Exercise>
Give the material again in full, matching it exactly.

Rows from a figure dataset>
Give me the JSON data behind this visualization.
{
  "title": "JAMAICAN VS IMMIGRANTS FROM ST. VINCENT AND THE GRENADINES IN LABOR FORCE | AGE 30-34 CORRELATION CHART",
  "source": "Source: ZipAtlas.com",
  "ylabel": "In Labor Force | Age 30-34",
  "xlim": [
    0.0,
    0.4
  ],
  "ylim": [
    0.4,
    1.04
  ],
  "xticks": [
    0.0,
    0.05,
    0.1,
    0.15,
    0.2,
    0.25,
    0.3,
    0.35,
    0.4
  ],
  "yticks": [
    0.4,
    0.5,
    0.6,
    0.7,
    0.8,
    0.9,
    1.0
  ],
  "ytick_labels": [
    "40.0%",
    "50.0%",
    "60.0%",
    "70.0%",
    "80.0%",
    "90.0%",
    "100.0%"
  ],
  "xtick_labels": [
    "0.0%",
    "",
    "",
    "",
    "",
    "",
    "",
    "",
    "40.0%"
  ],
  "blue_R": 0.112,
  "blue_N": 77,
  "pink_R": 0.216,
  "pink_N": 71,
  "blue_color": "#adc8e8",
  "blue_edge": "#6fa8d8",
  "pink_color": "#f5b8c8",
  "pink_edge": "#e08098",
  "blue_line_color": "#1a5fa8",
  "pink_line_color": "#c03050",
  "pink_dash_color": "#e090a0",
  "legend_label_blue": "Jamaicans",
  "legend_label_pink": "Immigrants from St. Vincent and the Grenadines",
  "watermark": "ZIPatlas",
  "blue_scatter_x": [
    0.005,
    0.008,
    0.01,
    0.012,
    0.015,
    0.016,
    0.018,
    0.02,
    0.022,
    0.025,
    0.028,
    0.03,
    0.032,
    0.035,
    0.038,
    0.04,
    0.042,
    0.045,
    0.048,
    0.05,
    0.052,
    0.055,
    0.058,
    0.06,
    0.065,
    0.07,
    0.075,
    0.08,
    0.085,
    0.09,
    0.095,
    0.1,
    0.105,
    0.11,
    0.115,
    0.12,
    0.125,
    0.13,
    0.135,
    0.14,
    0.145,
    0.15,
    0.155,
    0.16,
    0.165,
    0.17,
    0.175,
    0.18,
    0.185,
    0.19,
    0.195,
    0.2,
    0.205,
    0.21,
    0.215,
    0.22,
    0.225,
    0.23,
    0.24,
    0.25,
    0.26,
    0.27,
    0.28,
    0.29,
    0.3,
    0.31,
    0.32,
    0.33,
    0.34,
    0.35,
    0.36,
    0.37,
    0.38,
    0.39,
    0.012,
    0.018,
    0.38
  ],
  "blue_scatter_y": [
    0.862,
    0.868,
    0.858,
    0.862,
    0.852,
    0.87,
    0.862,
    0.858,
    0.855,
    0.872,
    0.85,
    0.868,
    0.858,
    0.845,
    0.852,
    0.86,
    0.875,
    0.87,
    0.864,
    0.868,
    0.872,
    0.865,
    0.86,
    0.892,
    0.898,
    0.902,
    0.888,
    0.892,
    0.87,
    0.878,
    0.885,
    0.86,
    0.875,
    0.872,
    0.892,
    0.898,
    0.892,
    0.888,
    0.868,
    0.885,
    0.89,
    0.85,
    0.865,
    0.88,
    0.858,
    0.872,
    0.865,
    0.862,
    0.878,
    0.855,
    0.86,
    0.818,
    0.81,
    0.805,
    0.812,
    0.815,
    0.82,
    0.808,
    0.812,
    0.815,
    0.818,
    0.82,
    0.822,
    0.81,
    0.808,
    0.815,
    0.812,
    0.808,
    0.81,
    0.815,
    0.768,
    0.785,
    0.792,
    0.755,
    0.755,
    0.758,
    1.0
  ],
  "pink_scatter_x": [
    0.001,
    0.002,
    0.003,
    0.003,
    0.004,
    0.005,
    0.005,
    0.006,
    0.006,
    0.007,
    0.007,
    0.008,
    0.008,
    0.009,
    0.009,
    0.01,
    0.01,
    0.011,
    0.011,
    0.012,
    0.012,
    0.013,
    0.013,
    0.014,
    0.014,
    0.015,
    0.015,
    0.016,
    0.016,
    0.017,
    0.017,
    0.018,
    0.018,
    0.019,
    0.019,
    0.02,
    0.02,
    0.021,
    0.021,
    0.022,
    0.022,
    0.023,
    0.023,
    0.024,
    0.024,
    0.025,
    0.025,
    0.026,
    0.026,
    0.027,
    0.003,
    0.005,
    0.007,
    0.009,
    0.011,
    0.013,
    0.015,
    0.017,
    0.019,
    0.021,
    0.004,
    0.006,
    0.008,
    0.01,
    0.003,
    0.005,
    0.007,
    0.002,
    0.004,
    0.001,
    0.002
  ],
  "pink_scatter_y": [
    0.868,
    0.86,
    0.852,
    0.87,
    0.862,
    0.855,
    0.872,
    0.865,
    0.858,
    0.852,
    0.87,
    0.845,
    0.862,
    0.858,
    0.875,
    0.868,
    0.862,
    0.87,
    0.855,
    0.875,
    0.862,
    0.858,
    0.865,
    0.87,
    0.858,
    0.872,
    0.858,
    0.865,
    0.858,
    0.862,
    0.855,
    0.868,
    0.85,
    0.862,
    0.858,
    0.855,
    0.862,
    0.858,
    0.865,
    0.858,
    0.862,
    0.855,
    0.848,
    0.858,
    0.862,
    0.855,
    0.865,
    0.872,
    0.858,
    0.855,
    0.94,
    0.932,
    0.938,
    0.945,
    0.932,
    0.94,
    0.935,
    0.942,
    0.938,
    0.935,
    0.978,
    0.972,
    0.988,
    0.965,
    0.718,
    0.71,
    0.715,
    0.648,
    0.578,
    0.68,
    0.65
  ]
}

Solution to the problem>
Give me the JSON data behind this visualization.
{
  "title": "JAMAICAN VS IMMIGRANTS FROM ST. VINCENT AND THE GRENADINES IN LABOR FORCE | AGE 30-34 CORRELATION CHART",
  "source": "Source: ZipAtlas.com",
  "ylabel": "In Labor Force | Age 30-34",
  "xlim": [
    0.0,
    0.4
  ],
  "ylim": [
    0.4,
    1.04
  ],
  "xticks": [
    0.0,
    0.05,
    0.1,
    0.15,
    0.2,
    0.25,
    0.3,
    0.35,
    0.4
  ],
  "yticks": [
    0.4,
    0.5,
    0.6,
    0.7,
    0.8,
    0.9,
    1.0
  ],
  "ytick_labels": [
    "40.0%",
    "50.0%",
    "60.0%",
    "70.0%",
    "80.0%",
    "90.0%",
    "100.0%"
  ],
  "xtick_labels": [
    "0.0%",
    "",
    "",
    "",
    "",
    "",
    "",
    "",
    "40.0%"
  ],
  "blue_R": 0.112,
  "blue_N": 77,
  "pink_R": 0.216,
  "pink_N": 71,
  "blue_color": "#adc8e8",
  "blue_edge": "#6fa8d8",
  "pink_color": "#f5b8c8",
  "pink_edge": "#e08098",
  "blue_line_color": "#1a5fa8",
  "pink_line_color": "#c03050",
  "pink_dash_color": "#e090a0",
  "legend_label_blue": "Jamaicans",
  "legend_label_pink": "Immigrants from St. Vincent and the Grenadines",
  "watermark": "ZIPatlas",
  "blue_scatter_x": [
    0.005,
    0.008,
    0.01,
    0.012,
    0.015,
    0.016,
    0.018,
    0.02,
    0.022,
    0.025,
    0.028,
    0.03,
    0.032,
    0.035,
    0.038,
    0.04,
    0.042,
    0.045,
    0.048,
    0.05,
    0.052,
    0.055,
    0.058,
    0.06,
    0.065,
    0.07,
    0.075,
    0.08,
    0.085,
    0.09,
    0.095,
    0.1,
    0.105,
    0.11,
    0.115,
    0.12,
    0.125,
    0.13,
    0.135,
    0.14,
    0.145,
    0.15,
    0.155,
    0.16,
    0.165,
    0.17,
    0.175,
    0.18,
    0.185,
    0.19,
    0.195,
    0.2,
    0.205,
    0.21,
    0.215,
    0.22,
    0.225,
    0.23,
    0.24,
    0.25,
    0.26,
    0.27,
    0.28,
    0.29,
    0.3,
    0.31,
    0.32,
    0.33,
    0.34,
    0.35,
    0.36,
    0.37,
    0.38,
    0.39,
    0.012,
    0.018,
    0.38
  ],
  "blue_scatter_y": [
    0.862,
    0.868,
    0.858,
    0.862,
    0.852,
    0.87,
    0.862,
    0.858,
    0.855,
    0.872,
    0.85,
    0.868,
    0.858,
    0.845,
    0.852,
    0.86,
    0.875,
    0.87,
    0.864,
    0.868,
    0.872,
    0.865,
    0.86,
    0.892,
    0.898,
    0.902,
    0.888,
    0.892,
    0.87,
    0.878,
    0.885,
    0.86,
    0.875,
    0.872,
    0.892,
    0.898,
    0.892,
    0.888,
    0.868,
    0.885,
    0.89,
    0.85,
    0.865,
    0.88,
    0.858,
    0.872,
    0.865,
    0.862,
    0.878,
    0.855,
    0.86,
    0.818,
    0.81,
    0.805,
    0.812,
    0.815,
    0.82,
    0.808,
    0.812,
    0.815,
    0.818,
    0.82,
    0.822,
    0.81,
    0.808,
    0.815,
    0.812,
    0.808,
    0.81,
    0.815,
    0.768,
    0.785,
    0.792,
    0.755,
    0.755,
    0.758,
    1.0
  ],
  "pink_scatter_x": [
    0.001,
    0.002,
    0.003,
    0.003,
    0.004,
    0.005,
    0.005,
    0.006,
    0.006,
    0.007,
    0.007,
    0.008,
    0.008,
    0.009,
    0.009,
    0.01,
    0.01,
    0.011,
    0.011,
    0.012,
    0.012,
    0.013,
    0.013,
    0.014,
    0.014,
    0.015,
    0.015,
    0.016,
    0.016,
    0.017,
    0.017,
    0.018,
    0.018,
    0.019,
    0.019,
    0.02,
    0.02,
    0.021,
    0.021,
    0.022,
    0.022,
    0.023,
    0.023,
    0.024,
    0.024,
    0.025,
    0.025,
    0.026,
    0.026,
    0.027,
    0.003,
    0.005,
    0.007,
    0.009,
    0.011,
    0.013,
    0.015,
    0.017,
    0.019,
    0.021,
    0.004,
    0.006,
    0.008,
    0.01,
    0.003,
    0.005,
    0.007,
    0.002,
    0.004,
    0.001,
    0.002
  ],
  "pink_scatter_y": [
    0.868,
    0.86,
    0.852,
    0.87,
    0.862,
    0.855,
    0.872,
    0.865,
    0.858,
    0.852,
    0.87,
    0.845,
    0.862,
    0.858,
    0.875,
    0.868,
    0.862,
    0.87,
    0.855,
    0.875,
    0.862,
    0.858,
    0.865,
    0.87,
    0.858,
    0.872,
    0.858,
    0.865,
    0.858,
    0.862,
    0.855,
    0.868,
    0.85,
    0.862,
    0.858,
    0.855,
    0.862,
    0.858,
    0.865,
    0.858,
    0.862,
    0.855,
    0.848,
    0.858,
    0.862,
    0.855,
    0.865,
    0.872,
    0.858,
    0.855,
    0.94,
    0.932,
    0.938,
    0.945,
    0.932,
    0.94,
    0.935,
    0.942,
    0.938,
    0.935,
    0.978,
    0.972,
    0.988,
    0.965,
    0.718,
    0.71,
    0.715,
    0.648,
    0.578,
    0.68,
    0.65
  ]
}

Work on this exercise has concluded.